▼▼▼

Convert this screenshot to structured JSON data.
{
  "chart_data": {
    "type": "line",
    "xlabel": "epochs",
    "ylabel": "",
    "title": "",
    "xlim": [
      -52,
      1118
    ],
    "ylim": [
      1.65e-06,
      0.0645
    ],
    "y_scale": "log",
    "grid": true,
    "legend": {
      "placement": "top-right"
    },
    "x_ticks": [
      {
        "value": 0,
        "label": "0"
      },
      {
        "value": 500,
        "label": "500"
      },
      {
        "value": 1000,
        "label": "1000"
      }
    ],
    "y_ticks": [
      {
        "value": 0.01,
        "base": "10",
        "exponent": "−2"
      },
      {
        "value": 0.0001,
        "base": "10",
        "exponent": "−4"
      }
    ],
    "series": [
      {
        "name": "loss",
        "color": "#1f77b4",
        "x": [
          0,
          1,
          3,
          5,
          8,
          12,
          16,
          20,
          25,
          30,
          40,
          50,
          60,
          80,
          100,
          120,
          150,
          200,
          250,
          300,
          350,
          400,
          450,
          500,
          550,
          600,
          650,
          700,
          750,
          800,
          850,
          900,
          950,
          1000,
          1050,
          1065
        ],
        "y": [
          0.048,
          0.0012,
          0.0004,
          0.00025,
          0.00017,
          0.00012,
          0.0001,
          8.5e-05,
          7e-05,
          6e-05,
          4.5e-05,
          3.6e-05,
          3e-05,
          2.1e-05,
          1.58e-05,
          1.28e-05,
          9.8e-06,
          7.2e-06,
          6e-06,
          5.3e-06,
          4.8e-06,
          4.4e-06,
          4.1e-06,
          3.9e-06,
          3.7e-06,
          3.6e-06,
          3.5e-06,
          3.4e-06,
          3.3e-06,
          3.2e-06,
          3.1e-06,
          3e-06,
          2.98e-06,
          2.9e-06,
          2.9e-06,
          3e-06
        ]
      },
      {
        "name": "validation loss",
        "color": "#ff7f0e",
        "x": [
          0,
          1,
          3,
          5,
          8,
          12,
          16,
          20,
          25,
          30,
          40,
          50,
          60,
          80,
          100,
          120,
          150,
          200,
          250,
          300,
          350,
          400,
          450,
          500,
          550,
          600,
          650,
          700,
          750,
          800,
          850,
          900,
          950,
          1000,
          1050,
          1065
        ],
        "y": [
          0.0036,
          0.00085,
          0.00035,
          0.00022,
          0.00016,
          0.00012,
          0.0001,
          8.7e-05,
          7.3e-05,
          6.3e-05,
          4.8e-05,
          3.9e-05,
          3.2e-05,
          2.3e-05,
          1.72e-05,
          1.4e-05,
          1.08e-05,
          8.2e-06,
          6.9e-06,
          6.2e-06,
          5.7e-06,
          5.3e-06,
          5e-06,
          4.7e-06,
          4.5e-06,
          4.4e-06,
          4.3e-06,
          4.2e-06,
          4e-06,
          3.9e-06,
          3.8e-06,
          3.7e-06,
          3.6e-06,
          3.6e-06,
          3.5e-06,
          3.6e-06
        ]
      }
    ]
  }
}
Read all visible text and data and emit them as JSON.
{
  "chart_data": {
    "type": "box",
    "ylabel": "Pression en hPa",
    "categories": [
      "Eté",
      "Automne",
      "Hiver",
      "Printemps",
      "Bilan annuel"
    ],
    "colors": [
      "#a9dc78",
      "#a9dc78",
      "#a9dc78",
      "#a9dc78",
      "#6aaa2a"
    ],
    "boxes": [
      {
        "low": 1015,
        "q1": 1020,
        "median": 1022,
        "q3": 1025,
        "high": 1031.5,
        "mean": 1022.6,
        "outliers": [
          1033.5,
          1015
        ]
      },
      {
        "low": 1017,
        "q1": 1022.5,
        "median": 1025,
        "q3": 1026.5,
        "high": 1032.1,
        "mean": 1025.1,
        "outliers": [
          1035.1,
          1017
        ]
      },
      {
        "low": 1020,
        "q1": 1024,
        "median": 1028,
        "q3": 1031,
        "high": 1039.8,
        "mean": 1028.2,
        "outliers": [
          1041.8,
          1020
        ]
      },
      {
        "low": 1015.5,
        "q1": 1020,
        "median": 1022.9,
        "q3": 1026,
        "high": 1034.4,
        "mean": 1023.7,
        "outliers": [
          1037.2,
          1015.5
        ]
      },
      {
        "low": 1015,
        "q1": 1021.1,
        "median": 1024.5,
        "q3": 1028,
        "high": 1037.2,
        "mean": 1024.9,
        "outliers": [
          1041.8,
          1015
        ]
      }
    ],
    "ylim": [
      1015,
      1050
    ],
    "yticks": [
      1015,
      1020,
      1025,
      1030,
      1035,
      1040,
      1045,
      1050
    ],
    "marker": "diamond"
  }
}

▲▲▲

» **WHAT THE TASK REQUIRES**
Search the data for "median". Copy every matching line.

» **OUTPUT FOR THIS EXERCISE**
        "median": 1022,
        "median": 1025,
        "median": 1028,
        "median": 1022.9,
        "median": 1024.5,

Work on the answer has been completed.